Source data
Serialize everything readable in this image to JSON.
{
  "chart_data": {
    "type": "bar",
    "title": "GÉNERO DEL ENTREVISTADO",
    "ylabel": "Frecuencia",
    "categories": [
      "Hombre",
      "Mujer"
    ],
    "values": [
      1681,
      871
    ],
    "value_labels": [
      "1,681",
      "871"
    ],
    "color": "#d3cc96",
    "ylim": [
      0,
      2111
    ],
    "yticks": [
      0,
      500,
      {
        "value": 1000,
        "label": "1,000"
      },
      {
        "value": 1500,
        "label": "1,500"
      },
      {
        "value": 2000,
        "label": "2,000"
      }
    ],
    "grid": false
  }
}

SHORT TASK> Print the whole listing exactly as it is.

TASK OUTPUT>
Serialize everything readable in this image to JSON.
{
  "chart_data": {
    "type": "bar",
    "title": "GÉNERO DEL ENTREVISTADO",
    "ylabel": "Frecuencia",
    "categories": [
      "Hombre",
      "Mujer"
    ],
    "values": [
      1681,
      871
    ],
    "value_labels": [
      "1,681",
      "871"
    ],
    "color": "#d3cc96",
    "ylim": [
      0,
      2111
    ],
    "yticks": [
      0,
      500,
      {
        "value": 1000,
        "label": "1,000"
      },
      {
        "value": 1500,
        "label": "1,500"
      },
      {
        "value": 2000,
        "label": "2,000"
      }
    ],
    "grid": false
  }
}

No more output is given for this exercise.